• LISTING:
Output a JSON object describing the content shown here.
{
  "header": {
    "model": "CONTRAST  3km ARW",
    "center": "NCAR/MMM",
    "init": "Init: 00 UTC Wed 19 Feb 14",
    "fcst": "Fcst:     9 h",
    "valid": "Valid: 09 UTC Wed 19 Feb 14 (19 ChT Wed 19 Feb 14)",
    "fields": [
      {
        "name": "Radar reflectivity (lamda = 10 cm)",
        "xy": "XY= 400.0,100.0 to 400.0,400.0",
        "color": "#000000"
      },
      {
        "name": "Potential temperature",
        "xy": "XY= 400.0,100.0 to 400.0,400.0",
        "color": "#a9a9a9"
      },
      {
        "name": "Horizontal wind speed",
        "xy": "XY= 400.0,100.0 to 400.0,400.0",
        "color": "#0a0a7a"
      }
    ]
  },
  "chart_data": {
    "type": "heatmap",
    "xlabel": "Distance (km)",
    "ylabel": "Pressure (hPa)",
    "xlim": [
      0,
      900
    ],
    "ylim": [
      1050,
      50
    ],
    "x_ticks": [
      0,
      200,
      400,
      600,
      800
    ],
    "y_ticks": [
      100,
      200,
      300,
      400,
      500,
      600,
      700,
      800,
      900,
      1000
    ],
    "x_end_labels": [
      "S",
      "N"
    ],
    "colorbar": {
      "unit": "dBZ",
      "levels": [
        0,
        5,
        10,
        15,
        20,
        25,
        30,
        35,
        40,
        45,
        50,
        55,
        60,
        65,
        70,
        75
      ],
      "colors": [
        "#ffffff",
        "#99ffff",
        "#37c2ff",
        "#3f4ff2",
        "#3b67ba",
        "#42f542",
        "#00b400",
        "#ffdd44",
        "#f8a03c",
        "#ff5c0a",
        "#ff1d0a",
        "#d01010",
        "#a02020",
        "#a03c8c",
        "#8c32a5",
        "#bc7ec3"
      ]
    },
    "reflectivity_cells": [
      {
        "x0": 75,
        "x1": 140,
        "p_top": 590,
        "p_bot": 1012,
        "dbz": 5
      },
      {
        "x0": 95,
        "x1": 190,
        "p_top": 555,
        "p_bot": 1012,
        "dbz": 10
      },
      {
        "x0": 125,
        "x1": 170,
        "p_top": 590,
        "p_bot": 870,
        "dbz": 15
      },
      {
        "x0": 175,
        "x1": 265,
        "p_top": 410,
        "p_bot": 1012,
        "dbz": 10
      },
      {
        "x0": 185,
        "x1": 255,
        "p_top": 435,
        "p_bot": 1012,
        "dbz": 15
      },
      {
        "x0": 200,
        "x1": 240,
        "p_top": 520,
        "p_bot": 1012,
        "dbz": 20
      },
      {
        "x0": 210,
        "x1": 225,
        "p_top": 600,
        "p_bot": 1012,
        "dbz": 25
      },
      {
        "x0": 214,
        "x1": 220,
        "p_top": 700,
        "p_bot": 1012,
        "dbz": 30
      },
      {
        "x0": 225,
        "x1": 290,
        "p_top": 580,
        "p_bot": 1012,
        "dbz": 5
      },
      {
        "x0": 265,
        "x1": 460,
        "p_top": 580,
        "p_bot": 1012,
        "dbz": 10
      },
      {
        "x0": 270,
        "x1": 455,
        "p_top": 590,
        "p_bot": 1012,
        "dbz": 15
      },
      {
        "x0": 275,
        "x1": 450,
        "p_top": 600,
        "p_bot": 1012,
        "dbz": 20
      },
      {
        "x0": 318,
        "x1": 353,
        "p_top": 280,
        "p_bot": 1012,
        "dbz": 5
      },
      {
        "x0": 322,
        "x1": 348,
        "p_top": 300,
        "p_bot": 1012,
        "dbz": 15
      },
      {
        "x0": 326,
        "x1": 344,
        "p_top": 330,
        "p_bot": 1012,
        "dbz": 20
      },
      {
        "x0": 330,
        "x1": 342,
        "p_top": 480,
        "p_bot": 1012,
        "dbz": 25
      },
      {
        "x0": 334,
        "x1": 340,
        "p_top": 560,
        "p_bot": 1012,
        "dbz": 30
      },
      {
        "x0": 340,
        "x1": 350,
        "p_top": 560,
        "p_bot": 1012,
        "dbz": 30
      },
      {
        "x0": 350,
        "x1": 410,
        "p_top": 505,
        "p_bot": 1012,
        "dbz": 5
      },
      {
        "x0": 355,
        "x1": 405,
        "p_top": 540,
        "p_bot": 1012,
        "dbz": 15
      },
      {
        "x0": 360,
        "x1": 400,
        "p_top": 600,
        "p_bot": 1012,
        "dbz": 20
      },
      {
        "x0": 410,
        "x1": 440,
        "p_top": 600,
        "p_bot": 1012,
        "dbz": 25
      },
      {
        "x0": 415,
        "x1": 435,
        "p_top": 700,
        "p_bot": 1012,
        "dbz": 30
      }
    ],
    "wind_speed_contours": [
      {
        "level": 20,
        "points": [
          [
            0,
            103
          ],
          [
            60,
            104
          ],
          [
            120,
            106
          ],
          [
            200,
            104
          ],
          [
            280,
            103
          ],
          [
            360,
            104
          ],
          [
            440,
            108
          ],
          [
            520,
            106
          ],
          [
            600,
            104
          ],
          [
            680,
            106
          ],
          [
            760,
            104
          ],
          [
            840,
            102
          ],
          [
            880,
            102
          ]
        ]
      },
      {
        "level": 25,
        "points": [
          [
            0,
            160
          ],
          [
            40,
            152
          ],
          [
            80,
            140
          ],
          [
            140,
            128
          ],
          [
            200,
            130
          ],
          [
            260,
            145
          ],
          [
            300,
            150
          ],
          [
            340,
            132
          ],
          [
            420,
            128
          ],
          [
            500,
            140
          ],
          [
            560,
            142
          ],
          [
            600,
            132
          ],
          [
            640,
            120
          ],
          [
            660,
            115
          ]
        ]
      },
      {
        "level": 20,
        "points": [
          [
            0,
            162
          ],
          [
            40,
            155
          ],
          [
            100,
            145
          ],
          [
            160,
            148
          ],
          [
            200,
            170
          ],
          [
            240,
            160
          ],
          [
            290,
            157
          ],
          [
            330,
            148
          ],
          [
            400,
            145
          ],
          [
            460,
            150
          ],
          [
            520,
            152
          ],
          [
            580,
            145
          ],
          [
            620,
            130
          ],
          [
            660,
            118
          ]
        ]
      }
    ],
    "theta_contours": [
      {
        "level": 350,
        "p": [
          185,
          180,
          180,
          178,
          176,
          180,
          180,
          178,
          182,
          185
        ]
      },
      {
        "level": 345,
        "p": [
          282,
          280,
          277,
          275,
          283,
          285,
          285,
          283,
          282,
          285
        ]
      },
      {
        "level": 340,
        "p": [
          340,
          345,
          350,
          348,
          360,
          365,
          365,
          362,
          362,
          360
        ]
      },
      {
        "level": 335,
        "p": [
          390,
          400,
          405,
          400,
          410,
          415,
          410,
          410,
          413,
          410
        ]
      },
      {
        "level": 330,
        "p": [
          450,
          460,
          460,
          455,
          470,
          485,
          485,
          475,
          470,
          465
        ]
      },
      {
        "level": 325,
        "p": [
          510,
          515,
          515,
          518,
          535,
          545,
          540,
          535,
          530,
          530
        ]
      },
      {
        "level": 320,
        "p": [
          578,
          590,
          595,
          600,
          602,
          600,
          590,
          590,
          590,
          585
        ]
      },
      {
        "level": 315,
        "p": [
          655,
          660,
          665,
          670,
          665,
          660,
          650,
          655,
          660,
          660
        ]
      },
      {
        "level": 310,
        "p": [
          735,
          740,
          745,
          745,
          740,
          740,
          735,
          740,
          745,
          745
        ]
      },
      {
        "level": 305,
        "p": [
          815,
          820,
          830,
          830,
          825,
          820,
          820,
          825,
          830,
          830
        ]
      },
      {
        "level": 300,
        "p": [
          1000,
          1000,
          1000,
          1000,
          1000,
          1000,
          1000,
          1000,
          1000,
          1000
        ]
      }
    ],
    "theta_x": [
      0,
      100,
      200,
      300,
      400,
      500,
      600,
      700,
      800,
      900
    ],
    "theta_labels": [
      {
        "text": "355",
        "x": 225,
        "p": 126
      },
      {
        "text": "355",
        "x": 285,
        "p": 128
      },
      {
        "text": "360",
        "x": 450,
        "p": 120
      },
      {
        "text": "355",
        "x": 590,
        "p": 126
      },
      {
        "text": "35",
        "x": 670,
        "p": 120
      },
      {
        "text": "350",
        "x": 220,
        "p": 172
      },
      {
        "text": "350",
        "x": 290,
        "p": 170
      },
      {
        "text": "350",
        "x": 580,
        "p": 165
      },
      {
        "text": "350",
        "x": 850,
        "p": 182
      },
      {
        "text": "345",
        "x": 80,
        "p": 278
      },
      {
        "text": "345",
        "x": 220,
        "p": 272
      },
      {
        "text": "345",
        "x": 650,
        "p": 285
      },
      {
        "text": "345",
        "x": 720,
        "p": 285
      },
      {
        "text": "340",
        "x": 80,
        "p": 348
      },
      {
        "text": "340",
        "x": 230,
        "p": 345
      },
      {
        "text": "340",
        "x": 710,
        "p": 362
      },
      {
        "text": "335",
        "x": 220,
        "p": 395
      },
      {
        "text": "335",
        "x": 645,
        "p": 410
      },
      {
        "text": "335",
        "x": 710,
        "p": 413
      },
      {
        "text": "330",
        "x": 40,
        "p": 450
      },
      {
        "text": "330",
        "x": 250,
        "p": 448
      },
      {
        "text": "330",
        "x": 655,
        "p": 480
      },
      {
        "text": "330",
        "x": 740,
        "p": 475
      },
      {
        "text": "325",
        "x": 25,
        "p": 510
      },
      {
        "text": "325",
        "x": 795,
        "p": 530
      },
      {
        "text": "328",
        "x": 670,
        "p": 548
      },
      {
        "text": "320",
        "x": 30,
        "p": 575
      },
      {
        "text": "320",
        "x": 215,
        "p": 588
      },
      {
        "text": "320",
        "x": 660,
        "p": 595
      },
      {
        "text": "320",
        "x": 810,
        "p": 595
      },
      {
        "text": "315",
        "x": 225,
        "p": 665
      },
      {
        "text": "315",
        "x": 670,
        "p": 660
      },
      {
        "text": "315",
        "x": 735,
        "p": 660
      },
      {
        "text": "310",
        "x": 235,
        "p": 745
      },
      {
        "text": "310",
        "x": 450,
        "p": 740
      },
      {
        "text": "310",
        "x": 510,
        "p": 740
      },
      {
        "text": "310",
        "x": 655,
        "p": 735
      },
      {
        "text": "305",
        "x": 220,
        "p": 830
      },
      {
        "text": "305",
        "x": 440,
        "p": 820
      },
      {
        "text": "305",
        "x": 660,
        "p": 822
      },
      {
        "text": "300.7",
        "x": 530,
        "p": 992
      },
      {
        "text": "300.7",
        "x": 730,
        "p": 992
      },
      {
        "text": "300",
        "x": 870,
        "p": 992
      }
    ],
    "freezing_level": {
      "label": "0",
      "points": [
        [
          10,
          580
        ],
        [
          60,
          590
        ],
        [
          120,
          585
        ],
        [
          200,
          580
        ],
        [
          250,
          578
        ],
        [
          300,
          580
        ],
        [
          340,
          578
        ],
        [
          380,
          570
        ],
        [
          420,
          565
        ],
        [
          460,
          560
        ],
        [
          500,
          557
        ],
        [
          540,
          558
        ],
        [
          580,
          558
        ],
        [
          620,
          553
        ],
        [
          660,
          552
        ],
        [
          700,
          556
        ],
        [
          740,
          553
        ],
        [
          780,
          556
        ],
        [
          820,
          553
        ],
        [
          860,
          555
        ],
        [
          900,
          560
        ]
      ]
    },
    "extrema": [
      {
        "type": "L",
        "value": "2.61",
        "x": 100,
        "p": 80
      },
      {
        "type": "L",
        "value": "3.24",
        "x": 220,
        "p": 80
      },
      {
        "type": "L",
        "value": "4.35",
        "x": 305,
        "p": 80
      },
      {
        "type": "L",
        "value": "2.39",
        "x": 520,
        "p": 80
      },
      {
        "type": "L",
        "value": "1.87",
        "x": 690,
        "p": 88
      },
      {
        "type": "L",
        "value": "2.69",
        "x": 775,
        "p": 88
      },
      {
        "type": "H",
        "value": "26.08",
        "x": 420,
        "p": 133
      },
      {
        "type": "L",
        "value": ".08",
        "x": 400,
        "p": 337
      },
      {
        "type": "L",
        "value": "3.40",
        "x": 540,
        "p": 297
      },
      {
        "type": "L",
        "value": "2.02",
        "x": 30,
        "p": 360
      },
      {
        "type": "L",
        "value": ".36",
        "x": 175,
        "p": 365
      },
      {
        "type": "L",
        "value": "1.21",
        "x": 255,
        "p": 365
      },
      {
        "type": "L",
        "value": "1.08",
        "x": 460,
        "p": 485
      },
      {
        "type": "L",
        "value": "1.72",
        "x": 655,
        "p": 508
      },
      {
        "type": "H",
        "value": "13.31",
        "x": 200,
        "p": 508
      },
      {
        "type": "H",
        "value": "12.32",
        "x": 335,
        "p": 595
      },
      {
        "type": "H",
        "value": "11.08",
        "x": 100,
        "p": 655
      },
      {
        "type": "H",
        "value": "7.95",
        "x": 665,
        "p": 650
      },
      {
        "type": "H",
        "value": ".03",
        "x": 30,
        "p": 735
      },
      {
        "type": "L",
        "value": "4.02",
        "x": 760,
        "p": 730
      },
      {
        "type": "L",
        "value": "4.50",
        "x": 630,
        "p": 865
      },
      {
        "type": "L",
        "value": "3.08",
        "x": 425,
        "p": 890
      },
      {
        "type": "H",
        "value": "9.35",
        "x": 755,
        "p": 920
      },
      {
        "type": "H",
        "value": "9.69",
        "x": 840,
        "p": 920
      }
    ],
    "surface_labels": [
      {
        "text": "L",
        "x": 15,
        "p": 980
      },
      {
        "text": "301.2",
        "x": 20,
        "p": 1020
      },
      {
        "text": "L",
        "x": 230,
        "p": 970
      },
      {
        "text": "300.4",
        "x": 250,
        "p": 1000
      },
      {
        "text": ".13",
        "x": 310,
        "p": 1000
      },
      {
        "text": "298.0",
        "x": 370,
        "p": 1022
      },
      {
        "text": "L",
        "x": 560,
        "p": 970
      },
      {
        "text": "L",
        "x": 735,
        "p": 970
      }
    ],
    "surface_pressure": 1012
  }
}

• GIVEN PROBLEM: Gather up every line in the data above that contains the word "name", copying each one.

• RESULT FOR THIS TASK:
        "name": "Radar reflectivity (lamda = 10 cm)",
        "name": "Potential temperature",
        "name": "Horizontal wind speed",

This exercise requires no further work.